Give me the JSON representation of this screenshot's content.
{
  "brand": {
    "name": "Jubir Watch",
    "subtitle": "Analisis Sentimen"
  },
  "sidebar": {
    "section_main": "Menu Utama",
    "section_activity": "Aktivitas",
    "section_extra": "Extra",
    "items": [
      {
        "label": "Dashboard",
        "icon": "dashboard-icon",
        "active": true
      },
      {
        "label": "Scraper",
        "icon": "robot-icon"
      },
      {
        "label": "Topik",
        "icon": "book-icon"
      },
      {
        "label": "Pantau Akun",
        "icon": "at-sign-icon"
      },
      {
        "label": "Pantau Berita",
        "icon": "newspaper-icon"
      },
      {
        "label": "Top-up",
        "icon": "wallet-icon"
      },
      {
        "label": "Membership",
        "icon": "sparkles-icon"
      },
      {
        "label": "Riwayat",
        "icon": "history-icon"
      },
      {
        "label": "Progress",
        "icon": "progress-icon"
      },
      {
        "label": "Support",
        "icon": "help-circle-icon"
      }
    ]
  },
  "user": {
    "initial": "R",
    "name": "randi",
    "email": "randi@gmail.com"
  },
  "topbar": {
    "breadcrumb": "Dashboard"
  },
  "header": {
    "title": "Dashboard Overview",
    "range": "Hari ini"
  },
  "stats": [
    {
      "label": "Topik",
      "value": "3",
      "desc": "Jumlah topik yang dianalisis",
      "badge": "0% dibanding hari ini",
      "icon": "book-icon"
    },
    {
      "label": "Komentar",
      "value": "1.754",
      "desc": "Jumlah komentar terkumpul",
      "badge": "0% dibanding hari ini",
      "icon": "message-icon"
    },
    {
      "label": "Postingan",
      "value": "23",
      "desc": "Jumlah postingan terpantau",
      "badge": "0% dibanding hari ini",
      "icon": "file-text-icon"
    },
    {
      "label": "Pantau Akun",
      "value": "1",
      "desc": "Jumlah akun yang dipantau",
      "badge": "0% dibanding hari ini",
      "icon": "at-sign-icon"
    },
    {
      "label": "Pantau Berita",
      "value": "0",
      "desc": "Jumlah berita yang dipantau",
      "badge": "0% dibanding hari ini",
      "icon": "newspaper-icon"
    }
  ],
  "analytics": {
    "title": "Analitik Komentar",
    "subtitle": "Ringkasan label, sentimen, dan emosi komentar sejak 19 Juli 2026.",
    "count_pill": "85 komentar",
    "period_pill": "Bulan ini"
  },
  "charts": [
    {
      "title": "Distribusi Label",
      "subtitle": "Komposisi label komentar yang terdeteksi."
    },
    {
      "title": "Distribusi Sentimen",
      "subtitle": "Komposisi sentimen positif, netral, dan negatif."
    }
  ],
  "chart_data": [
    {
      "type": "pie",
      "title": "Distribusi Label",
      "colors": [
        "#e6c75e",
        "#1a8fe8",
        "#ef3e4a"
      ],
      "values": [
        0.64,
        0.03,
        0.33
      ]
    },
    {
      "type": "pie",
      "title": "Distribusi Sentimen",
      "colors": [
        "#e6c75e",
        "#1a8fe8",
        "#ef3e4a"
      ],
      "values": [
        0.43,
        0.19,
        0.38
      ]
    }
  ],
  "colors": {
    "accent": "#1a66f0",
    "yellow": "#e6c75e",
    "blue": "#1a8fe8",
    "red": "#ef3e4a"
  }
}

━━━━━━━━━━

▸ **Instructions for the task**
Give only the number of lines that include the word "Komposisi".

▸ **Output below**
2